(Stored records)
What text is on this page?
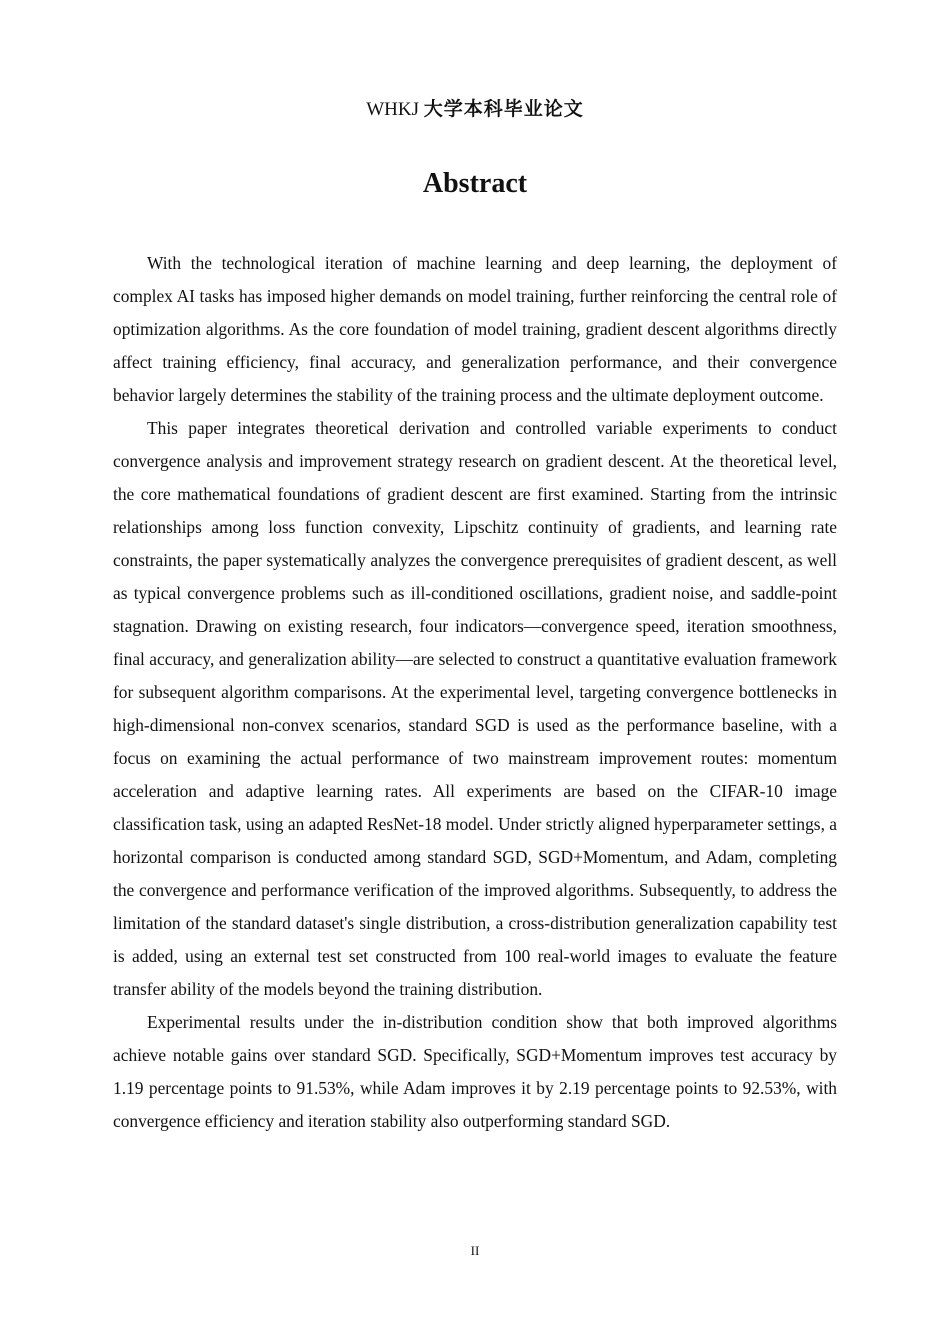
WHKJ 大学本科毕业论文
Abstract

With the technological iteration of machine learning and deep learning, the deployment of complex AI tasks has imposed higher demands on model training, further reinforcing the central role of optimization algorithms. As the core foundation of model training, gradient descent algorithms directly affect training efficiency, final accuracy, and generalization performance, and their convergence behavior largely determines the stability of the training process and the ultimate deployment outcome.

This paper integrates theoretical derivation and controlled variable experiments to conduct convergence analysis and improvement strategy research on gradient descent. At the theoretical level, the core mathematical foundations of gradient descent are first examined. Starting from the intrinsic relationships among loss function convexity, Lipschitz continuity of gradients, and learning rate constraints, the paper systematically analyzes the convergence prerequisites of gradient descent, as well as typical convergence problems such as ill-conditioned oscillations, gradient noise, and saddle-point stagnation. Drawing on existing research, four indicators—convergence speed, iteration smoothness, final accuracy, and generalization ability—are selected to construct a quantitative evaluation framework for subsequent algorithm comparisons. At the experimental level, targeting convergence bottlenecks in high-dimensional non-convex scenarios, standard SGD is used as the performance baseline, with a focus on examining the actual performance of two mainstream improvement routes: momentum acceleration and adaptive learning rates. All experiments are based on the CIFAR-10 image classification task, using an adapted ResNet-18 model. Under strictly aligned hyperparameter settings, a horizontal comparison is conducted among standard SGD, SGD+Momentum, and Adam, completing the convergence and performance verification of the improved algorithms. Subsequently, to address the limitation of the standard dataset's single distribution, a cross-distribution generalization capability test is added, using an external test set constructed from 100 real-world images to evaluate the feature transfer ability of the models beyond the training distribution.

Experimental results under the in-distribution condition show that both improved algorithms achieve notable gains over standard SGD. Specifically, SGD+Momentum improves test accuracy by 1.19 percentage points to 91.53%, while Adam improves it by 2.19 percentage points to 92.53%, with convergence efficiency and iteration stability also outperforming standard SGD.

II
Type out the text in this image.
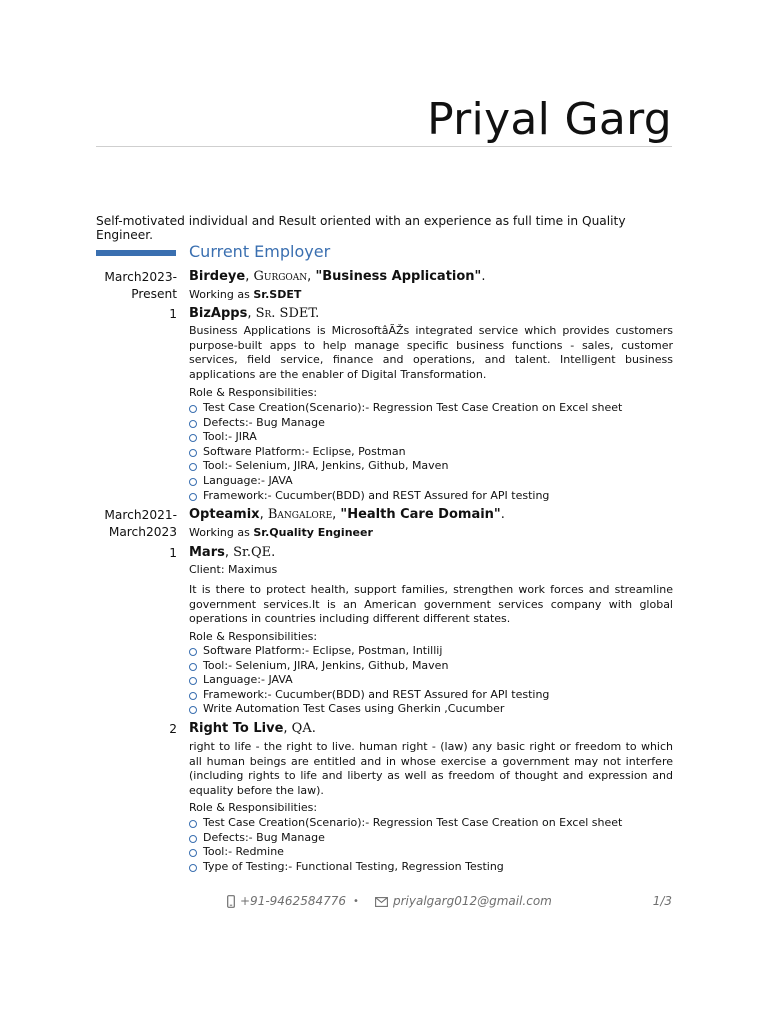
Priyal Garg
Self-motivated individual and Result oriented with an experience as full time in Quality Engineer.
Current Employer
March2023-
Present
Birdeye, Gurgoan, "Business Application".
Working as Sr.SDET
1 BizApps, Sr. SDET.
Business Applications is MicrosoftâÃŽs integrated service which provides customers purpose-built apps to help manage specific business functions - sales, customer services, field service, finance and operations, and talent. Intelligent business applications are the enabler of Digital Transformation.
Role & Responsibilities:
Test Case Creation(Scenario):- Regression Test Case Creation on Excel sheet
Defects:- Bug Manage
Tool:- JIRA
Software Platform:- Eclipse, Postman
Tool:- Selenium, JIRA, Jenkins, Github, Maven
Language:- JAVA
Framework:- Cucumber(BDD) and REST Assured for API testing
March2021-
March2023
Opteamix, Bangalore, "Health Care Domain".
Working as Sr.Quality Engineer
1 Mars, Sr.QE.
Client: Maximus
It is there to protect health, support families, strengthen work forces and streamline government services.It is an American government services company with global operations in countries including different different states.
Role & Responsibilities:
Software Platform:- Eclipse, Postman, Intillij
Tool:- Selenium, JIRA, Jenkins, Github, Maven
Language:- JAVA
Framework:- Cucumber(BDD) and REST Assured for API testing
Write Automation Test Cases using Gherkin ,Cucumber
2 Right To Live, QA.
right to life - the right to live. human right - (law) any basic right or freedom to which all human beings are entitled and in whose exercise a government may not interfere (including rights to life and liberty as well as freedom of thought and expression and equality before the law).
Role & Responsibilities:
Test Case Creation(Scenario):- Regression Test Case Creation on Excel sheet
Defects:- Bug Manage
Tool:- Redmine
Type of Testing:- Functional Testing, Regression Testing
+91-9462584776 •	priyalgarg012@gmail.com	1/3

### YOUR INSTRUCTIONS
Check every line of the data, and copy the ones that contain "image".

### TASK SOLUTION
This paper integrates theoretical derivation and controlled variable experiments to conduct convergence analysis and improvement strategy research on gradient descent. At the theoretical level, the core mathematical foundations of gradient descent are first examined. Starting from the intrinsic relationships among loss function convexity, Lipschitz continuity of gradients, and learning rate constraints, the paper systematically analyzes the convergence prerequisites of gradient descent, as well as typical convergence problems such as ill-conditioned oscillations, gradient noise, and saddle-point stagnation. Drawing on existing research, four indicators—convergence speed, iteration smoothness, final accuracy, and generalization ability—are selected to construct a quantitative evaluation framework for subsequent algorithm comparisons. At the experimental level, targeting convergence bottlenecks in high-dimensional non-convex scenarios, standard SGD is used as the performance baseline, with a focus on examining the actual performance of two mainstream improvement routes: momentum acceleration and adaptive learning rates. All experiments are based on the CIFAR-10 image classification task, using an adapted ResNet-18 model. Under strictly aligned hyperparameter settings, a horizontal comparison is conducted among standard SGD, SGD+Momentum, and Adam, completing the convergence and performance verification of the improved algorithms. Subsequently, to address the limitation of the standard dataset's single distribution, a cross-distribution generalization capability test is added, using an external test set constructed from 100 real-world images to evaluate the feature transfer ability of the models beyond the training distribution.
Type out the text in this image.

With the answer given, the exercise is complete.